Excerpt from a dataset:
######

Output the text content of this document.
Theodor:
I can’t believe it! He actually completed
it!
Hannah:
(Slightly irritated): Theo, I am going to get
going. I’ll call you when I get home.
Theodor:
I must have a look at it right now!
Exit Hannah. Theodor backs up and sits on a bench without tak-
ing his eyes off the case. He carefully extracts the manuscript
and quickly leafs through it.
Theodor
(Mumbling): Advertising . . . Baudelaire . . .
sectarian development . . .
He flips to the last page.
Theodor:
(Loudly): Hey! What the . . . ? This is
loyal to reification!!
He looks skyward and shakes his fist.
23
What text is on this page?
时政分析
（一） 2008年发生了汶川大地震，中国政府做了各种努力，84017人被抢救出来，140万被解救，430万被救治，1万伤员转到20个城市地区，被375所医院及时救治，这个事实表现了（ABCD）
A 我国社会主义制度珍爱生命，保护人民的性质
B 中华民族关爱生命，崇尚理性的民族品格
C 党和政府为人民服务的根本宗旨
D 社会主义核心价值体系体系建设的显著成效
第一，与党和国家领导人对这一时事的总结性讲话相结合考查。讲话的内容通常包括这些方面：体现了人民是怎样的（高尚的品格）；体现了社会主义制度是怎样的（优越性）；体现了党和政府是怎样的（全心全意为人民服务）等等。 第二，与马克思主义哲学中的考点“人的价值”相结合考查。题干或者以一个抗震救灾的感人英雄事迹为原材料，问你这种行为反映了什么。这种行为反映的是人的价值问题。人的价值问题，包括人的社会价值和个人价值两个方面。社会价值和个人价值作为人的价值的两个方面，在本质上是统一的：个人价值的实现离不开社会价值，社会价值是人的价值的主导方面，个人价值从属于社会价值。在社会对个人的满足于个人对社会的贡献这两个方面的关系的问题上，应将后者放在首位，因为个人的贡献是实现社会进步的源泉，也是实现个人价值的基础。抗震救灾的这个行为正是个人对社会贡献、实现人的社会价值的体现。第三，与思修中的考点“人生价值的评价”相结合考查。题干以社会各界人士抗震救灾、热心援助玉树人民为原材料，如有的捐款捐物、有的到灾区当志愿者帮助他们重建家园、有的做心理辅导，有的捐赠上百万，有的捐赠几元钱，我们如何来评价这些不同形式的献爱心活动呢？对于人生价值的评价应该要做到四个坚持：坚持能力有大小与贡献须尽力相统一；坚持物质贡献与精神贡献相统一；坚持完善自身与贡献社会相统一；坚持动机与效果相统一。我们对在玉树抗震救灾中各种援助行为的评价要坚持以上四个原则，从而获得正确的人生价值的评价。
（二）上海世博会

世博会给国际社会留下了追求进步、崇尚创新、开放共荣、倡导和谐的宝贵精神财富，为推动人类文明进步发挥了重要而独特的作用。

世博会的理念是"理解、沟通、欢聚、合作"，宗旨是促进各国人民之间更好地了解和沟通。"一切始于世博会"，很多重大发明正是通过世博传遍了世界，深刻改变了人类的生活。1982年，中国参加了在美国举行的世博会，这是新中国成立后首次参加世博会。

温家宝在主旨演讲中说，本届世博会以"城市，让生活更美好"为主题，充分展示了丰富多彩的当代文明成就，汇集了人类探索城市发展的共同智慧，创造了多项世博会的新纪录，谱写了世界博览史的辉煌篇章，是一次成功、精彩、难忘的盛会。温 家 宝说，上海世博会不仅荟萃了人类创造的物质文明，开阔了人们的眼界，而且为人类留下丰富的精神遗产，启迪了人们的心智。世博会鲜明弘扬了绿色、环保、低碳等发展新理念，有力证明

######

Look through the entries above and report each line where the string "going" occurs.

#### Problem solution:
(Slightly irritated): Theo, I am going to get
going. I’ll call you when I get home.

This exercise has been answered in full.